**What you need to do**
Repeat the records below exactly, leaving out every picture.

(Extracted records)
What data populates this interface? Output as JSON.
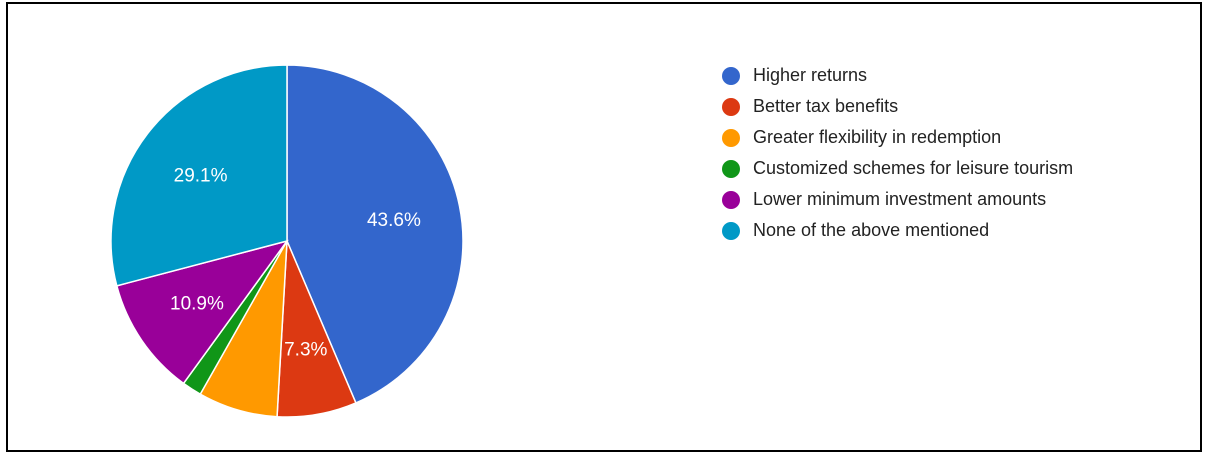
{
  "chart_data": {
    "type": "pie",
    "slices": [
      {
        "label": "Higher returns",
        "value": 43.6,
        "color": "#3366cc",
        "data_label": "43.6%"
      },
      {
        "label": "Better tax benefits",
        "value": 7.3,
        "color": "#dc3912",
        "data_label": "7.3%"
      },
      {
        "label": "Greater flexibility in redemption",
        "value": 7.3,
        "color": "#ff9900",
        "data_label": ""
      },
      {
        "label": "Customized schemes for leisure tourism",
        "value": 1.8,
        "color": "#109618",
        "data_label": ""
      },
      {
        "label": "Lower minimum investment amounts",
        "value": 10.9,
        "color": "#990099",
        "data_label": "10.9%"
      },
      {
        "label": "None of the above mentioned",
        "value": 29.1,
        "color": "#0099c6",
        "data_label": "29.1%"
      }
    ],
    "legend_position": "right"
  }
}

**Answer to this task**
What data populates this interface? Output as JSON.
{
  "chart_data": {
    "type": "pie",
    "slices": [
      {
        "label": "Higher returns",
        "value": 43.6,
        "color": "#3366cc",
        "data_label": "43.6%"
      },
      {
        "label": "Better tax benefits",
        "value": 7.3,
        "color": "#dc3912",
        "data_label": "7.3%"
      },
      {
        "label": "Greater flexibility in redemption",
        "value": 7.3,
        "color": "#ff9900",
        "data_label": ""
      },
      {
        "label": "Customized schemes for leisure tourism",
        "value": 1.8,
        "color": "#109618",
        "data_label": ""
      },
      {
        "label": "Lower minimum investment amounts",
        "value": 10.9,
        "color": "#990099",
        "data_label": "10.9%"
      },
      {
        "label": "None of the above mentioned",
        "value": 29.1,
        "color": "#0099c6",
        "data_label": "29.1%"
      }
    ],
    "legend_position": "right"
  }
}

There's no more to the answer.